*Task brief*:
Where a line of the records holds the string "have", copy that line.

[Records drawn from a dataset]

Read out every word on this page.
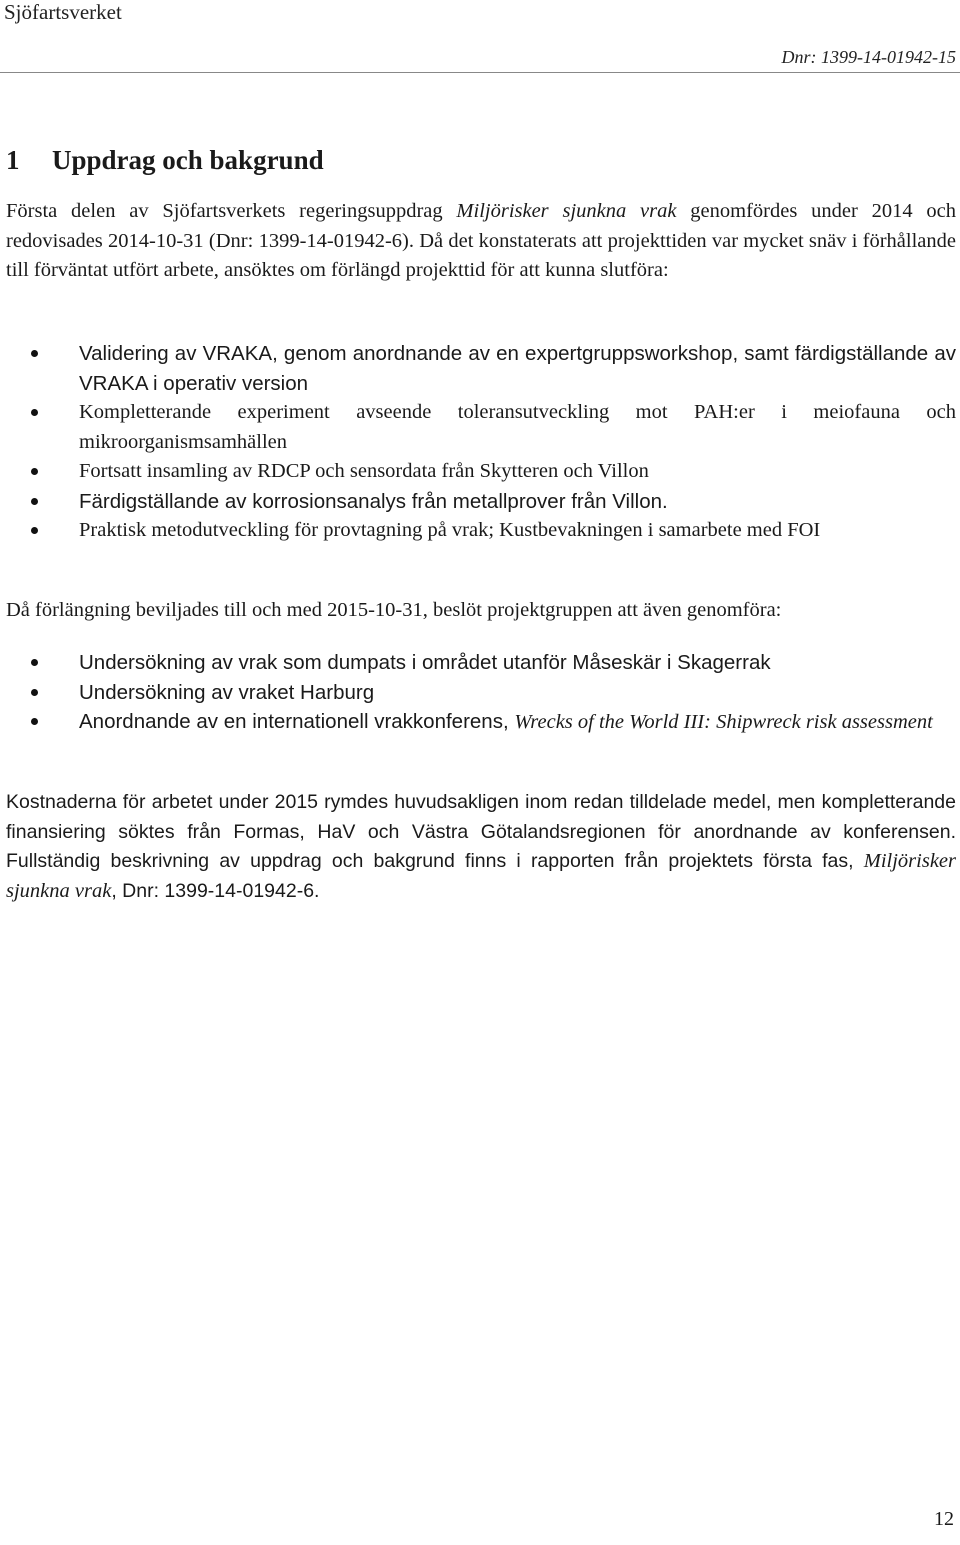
Sjöfartsverket
Dnr: 1399-14-01942-15
1 Uppdrag och bakgrund

Första delen av Sjöfartsverkets regeringsuppdrag Miljörisker sjunkna vrak genomfördes under 2014 och redovisades 2014-10-31 (Dnr: 1399-14-01942-6). Då det konstaterats att projekttiden var mycket snäv i förhållande till förväntat utfört arbete, ansöktes om förlängd projekttid för att kunna slutföra:

Validering av VRAKA, genom anordnande av en expertgruppsworkshop, samt färdigställande av VRAKA i operativ version
Kompletterande experiment avseende toleransutveckling mot PAH:er i meiofauna och mikroorganismsamhällen
Fortsatt insamling av RDCP och sensordata från Skytteren och Villon
Färdigställande av korrosionsanalys från metallprover från Villon.
Praktisk metodutveckling för provtagning på vrak; Kustbevakningen i samarbete med FOI

Då förlängning beviljades till och med 2015-10-31, beslöt projektgruppen att även genomföra:

Undersökning av vrak som dumpats i området utanför Måseskär i Skagerrak
Undersökning av vraket Harburg
Anordnande av en internationell vrakkonferens, Wrecks of the World III: Shipwreck risk assessment

Kostnaderna för arbetet under 2015 rymdes huvudsakligen inom redan tilldelade medel, men kompletterande finansiering söktes från Formas, HaV och Västra Götalandsregionen för anordnande av konferensen. Fullständig beskrivning av uppdrag och bakgrund finns i rapporten från projektets första fas, Miljörisker sjunkna vrak, Dnr: 1399-14-01942-6.

12
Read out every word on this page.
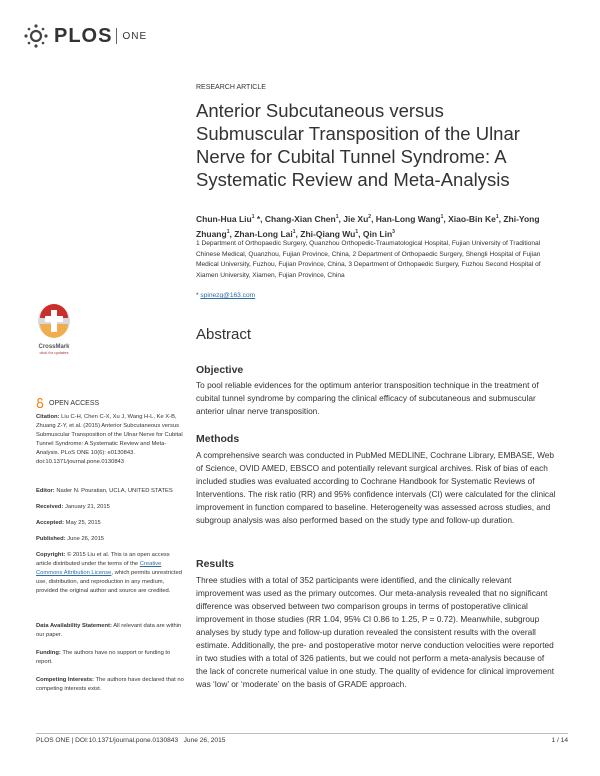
PLOS ONE
RESEARCH ARTICLE
Anterior Subcutaneous versus Submuscular Transposition of the Ulnar Nerve for Cubital Tunnel Syndrome: A Systematic Review and Meta-Analysis
Chun-Hua Liu$^1$ *, Chang-Xian Chen$^1$, Jie Xu$^2$, Han-Long Wang$^1$, Xiao-Bin Ke$^1$, Zhi-Yong Zhuang$^1$, Zhan-Long Lai$^1$, Zhi-Qiang Wu$^1$, Qin Lin$^3$
1 Department of Orthopaedic Surgery, Quanzhou Orthopedic-Traumatological Hospital, Fujian University of Traditional Chinese Medical, Quanzhou, Fujian Province, China, 2 Department of Orthopaedic Surgery, Shengli Hospital of Fujian Medical University, Fuzhou, Fujian Province, China, 3 Department of Orthopaedic Surgery, Fuzhou Second Hospital of Xiamen University, Xiamen, Fujian Province, China
* spinezg@163.com
Abstract
Objective
To pool reliable evidences for the optimum anterior transposition technique in the treatment of cubital tunnel syndrome by comparing the clinical efficacy of subcutaneous and submuscular anterior ulnar nerve transposition.
Methods
A comprehensive search was conducted in PubMed MEDLINE, Cochrane Library, EMBASE, Web of Science, OVID AMED, EBSCO and potentially relevant surgical archives. Risk of bias of each included studies was evaluated according to Cochrane Handbook for Systematic Reviews of Interventions. The risk ratio (RR) and 95% confidence intervals (CI) were calculated for the clinical improvement in function compared to baseline. Heterogeneity was assessed across studies, and subgroup analysis was also performed based on the study type and follow-up duration.
Results
Three studies with a total of 352 participants were identified, and the clinically relevant improvement was used as the primary outcomes. Our meta-analysis revealed that no significant difference was observed between two comparison groups in terms of postoperative clinical improvement in those studies (RR 1.04, 95% CI 0.86 to 1.25, P = 0.72). Meanwhile, subgroup analyses by study type and follow-up duration revealed the consistent results with the overall estimate. Additionally, the pre- and postoperative motor nerve conduction velocities were reported in two studies with a total of 326 patients, but we could not perform a meta-analysis because of the lack of concrete numerical value in one study. The quality of evidence for clinical improvement was ‘low’ or ‘moderate’ on the basis of GRADE approach.
CrossMark
click for updates
OPEN ACCESS
Citation: Liu C-H, Chen C-X, Xu J, Wang H-L, Ke X-B, Zhuang Z-Y, et al. (2015) Anterior Subcutaneous versus Submuscular Transposition of the Ulnar Nerve for Cubital Tunnel Syndrome: A Systematic Review and Meta-Analysis. PLoS ONE 10(6): e0130843. doi:10.1371/journal.pone.0130843
Editor: Nader N. Pouratian, UCLA, UNITED STATES
Received: January 21, 2015
Accepted: May 25, 2015
Published: June 26, 2015
Copyright: © 2015 Liu et al. This is an open access article distributed under the terms of the Creative Commons Attribution License, which permits unrestricted use, distribution, and reproduction in any medium, provided the original author and source are credited.
Data Availability Statement: All relevant data are within our paper.
Funding: The authors have no support or funding to report.
Competing Interests: The authors have declared that no competing interests exist.
PLOS ONE | DOI:10.1371/journal.pone.0130843   June 26, 2015	1 / 14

*Solved problem*:
Funding: The authors have no support or funding to report.
Competing Interests: The authors have declared that no competing interests exist.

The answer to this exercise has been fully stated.